* What to produce *
In full and without alteration, give the listing again.

______________________________

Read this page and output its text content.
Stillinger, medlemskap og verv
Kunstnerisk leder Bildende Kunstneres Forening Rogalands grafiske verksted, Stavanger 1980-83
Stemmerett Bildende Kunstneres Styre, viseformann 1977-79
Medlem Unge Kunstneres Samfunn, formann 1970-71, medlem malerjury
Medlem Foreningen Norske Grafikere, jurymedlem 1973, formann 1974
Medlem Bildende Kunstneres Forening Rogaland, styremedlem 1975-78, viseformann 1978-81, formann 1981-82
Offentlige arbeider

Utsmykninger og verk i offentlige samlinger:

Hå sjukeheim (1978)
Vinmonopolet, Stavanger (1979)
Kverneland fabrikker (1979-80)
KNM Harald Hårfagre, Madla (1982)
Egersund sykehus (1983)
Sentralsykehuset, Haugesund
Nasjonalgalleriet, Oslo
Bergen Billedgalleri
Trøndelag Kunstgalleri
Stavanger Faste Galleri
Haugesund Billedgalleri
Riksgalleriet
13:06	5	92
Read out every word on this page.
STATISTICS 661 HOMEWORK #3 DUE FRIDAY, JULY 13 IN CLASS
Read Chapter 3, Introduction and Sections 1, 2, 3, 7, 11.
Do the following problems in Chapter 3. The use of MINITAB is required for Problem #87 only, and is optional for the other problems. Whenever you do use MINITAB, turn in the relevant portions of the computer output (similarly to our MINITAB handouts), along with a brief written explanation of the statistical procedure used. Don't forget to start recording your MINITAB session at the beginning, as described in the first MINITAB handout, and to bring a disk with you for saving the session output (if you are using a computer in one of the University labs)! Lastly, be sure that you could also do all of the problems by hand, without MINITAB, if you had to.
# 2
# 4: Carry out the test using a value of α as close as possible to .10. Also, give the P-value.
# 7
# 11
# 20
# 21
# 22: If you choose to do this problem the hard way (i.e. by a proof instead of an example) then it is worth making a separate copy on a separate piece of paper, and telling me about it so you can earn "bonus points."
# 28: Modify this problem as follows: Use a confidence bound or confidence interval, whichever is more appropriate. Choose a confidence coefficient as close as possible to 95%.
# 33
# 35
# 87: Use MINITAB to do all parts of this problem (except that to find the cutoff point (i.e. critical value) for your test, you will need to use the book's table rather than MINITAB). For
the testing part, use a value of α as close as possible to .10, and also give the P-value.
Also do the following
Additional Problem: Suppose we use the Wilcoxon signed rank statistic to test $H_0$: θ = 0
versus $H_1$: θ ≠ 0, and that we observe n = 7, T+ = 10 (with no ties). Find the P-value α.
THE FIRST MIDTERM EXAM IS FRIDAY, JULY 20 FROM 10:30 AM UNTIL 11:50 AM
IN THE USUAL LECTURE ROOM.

______________________________

* Output for this task *
Read this page and output its text content.
Stillinger, medlemskap og verv
Kunstnerisk leder Bildende Kunstneres Forening Rogalands grafiske verksted, Stavanger 1980-83
Stemmerett Bildende Kunstneres Styre, viseformann 1977-79
Medlem Unge Kunstneres Samfunn, formann 1970-71, medlem malerjury
Medlem Foreningen Norske Grafikere, jurymedlem 1973, formann 1974
Medlem Bildende Kunstneres Forening Rogaland, styremedlem 1975-78, viseformann 1978-81, formann 1981-82
Offentlige arbeider

Utsmykninger og verk i offentlige samlinger:

Hå sjukeheim (1978)
Vinmonopolet, Stavanger (1979)
Kverneland fabrikker (1979-80)
KNM Harald Hårfagre, Madla (1982)
Egersund sykehus (1983)
Sentralsykehuset, Haugesund
Nasjonalgalleriet, Oslo
Bergen Billedgalleri
Trøndelag Kunstgalleri
Stavanger Faste Galleri
Haugesund Billedgalleri
Riksgalleriet
13:06	5	92
Read out every word on this page.
STATISTICS 661 HOMEWORK #3 DUE FRIDAY, JULY 13 IN CLASS
Read Chapter 3, Introduction and Sections 1, 2, 3, 7, 11.
Do the following problems in Chapter 3. The use of MINITAB is required for Problem #87 only, and is optional for the other problems. Whenever you do use MINITAB, turn in the relevant portions of the computer output (similarly to our MINITAB handouts), along with a brief written explanation of the statistical procedure used. Don't forget to start recording your MINITAB session at the beginning, as described in the first MINITAB handout, and to bring a disk with you for saving the session output (if you are using a computer in one of the University labs)! Lastly, be sure that you could also do all of the problems by hand, without MINITAB, if you had to.
# 2
# 4: Carry out the test using a value of α as close as possible to .10. Also, give the P-value.
# 7
# 11
# 20
# 21
# 22: If you choose to do this problem the hard way (i.e. by a proof instead of an example) then it is worth making a separate copy on a separate piece of paper, and telling me about it so you can earn "bonus points."
# 28: Modify this problem as follows: Use a confidence bound or confidence interval, whichever is more appropriate. Choose a confidence coefficient as close as possible to 95%.
# 33
# 35
# 87: Use MINITAB to do all parts of this problem (except that to find the cutoff point (i.e. critical value) for your test, you will need to use the book's table rather than MINITAB). For
the testing part, use a value of α as close as possible to .10, and also give the P-value.
Also do the following
Additional Problem: Suppose we use the Wilcoxon signed rank statistic to test $H_0$: θ = 0
versus $H_1$: θ ≠ 0, and that we observe n = 7, T+ = 10 (with no ties). Find the P-value α.
THE FIRST MIDTERM EXAM IS FRIDAY, JULY 20 FROM 10:30 AM UNTIL 11:50 AM
IN THE USUAL LECTURE ROOM.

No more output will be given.